Given exercise -
Would you return all of this data exactly, leaving nothing out?

** START Data lines **

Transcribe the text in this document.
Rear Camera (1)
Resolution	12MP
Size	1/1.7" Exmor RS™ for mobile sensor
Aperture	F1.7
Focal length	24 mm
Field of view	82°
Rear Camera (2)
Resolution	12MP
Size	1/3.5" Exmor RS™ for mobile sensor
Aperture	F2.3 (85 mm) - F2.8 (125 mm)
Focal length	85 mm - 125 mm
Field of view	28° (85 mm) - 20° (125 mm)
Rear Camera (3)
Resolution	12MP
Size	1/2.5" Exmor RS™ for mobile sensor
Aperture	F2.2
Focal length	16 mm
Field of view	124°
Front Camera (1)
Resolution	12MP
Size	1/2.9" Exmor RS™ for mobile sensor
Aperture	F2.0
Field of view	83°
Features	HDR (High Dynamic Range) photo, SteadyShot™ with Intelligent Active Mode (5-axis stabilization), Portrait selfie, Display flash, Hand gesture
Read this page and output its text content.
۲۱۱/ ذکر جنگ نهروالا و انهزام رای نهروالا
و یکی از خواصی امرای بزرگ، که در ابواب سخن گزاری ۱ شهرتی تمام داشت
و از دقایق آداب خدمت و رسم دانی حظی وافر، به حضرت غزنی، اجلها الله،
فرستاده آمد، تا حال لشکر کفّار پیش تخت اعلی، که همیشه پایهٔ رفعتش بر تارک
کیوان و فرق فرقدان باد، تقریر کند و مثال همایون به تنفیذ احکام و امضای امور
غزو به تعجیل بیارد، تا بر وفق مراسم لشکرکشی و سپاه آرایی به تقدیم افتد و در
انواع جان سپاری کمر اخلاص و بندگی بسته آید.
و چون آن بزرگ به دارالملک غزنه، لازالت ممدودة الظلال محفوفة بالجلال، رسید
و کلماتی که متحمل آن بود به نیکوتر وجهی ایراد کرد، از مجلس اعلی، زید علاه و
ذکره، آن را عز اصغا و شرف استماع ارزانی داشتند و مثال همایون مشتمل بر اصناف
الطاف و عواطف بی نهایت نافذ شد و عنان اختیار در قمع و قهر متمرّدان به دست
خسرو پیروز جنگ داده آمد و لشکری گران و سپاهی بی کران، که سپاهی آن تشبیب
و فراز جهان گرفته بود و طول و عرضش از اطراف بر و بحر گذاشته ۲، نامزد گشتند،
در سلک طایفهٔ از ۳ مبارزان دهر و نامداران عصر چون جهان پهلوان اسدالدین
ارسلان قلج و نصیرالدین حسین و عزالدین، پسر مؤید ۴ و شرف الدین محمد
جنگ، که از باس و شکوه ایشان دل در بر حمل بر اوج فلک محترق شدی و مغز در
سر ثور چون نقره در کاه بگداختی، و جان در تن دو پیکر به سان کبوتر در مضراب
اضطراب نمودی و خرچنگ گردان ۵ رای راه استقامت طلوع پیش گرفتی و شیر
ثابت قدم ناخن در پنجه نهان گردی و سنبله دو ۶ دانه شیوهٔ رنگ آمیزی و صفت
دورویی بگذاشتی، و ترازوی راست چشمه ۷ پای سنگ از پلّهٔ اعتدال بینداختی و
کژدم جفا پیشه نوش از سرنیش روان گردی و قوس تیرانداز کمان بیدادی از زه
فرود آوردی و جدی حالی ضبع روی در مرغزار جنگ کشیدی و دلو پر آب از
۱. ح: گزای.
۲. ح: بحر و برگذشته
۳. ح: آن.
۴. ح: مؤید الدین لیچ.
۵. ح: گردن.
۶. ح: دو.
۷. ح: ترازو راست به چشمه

** END Data lines **

Result -
Transcribe the text in this document.
Rear Camera (1)
Resolution	12MP
Size	1/1.7" Exmor RS™ for mobile sensor
Aperture	F1.7
Focal length	24 mm
Field of view	82°
Rear Camera (2)
Resolution	12MP
Size	1/3.5" Exmor RS™ for mobile sensor
Aperture	F2.3 (85 mm) - F2.8 (125 mm)
Focal length	85 mm - 125 mm
Field of view	28° (85 mm) - 20° (125 mm)
Rear Camera (3)
Resolution	12MP
Size	1/2.5" Exmor RS™ for mobile sensor
Aperture	F2.2
Focal length	16 mm
Field of view	124°
Front Camera (1)
Resolution	12MP
Size	1/2.9" Exmor RS™ for mobile sensor
Aperture	F2.0
Field of view	83°
Features	HDR (High Dynamic Range) photo, SteadyShot™ with Intelligent Active Mode (5-axis stabilization), Portrait selfie, Display flash, Hand gesture
Read this page and output its text content.
۲۱۱/ ذکر جنگ نهروالا و انهزام رای نهروالا
و یکی از خواصی امرای بزرگ، که در ابواب سخن گزاری ۱ شهرتی تمام داشت
و از دقایق آداب خدمت و رسم دانی حظی وافر، به حضرت غزنی، اجلها الله،
فرستاده آمد، تا حال لشکر کفّار پیش تخت اعلی، که همیشه پایهٔ رفعتش بر تارک
کیوان و فرق فرقدان باد، تقریر کند و مثال همایون به تنفیذ احکام و امضای امور
غزو به تعجیل بیارد، تا بر وفق مراسم لشکرکشی و سپاه آرایی به تقدیم افتد و در
انواع جان سپاری کمر اخلاص و بندگی بسته آید.
و چون آن بزرگ به دارالملک غزنه، لازالت ممدودة الظلال محفوفة بالجلال، رسید
و کلماتی که متحمل آن بود به نیکوتر وجهی ایراد کرد، از مجلس اعلی، زید علاه و
ذکره، آن را عز اصغا و شرف استماع ارزانی داشتند و مثال همایون مشتمل بر اصناف
الطاف و عواطف بی نهایت نافذ شد و عنان اختیار در قمع و قهر متمرّدان به دست
خسرو پیروز جنگ داده آمد و لشکری گران و سپاهی بی کران، که سپاهی آن تشبیب
و فراز جهان گرفته بود و طول و عرضش از اطراف بر و بحر گذاشته ۲، نامزد گشتند،
در سلک طایفهٔ از ۳ مبارزان دهر و نامداران عصر چون جهان پهلوان اسدالدین
ارسلان قلج و نصیرالدین حسین و عزالدین، پسر مؤید ۴ و شرف الدین محمد
جنگ، که از باس و شکوه ایشان دل در بر حمل بر اوج فلک محترق شدی و مغز در
سر ثور چون نقره در کاه بگداختی، و جان در تن دو پیکر به سان کبوتر در مضراب
اضطراب نمودی و خرچنگ گردان ۵ رای راه استقامت طلوع پیش گرفتی و شیر
ثابت قدم ناخن در پنجه نهان گردی و سنبله دو ۶ دانه شیوهٔ رنگ آمیزی و صفت
دورویی بگذاشتی، و ترازوی راست چشمه ۷ پای سنگ از پلّهٔ اعتدال بینداختی و
کژدم جفا پیشه نوش از سرنیش روان گردی و قوس تیرانداز کمان بیدادی از زه
فرود آوردی و جدی حالی ضبع روی در مرغزار جنگ کشیدی و دلو پر آب از
۱. ح: گزای.
۲. ح: بحر و برگذشته
۳. ح: آن.
۴. ح: مؤید الدین لیچ.
۵. ح: گردن.
۶. ح: دو.
۷. ح: ترازو راست به چشمه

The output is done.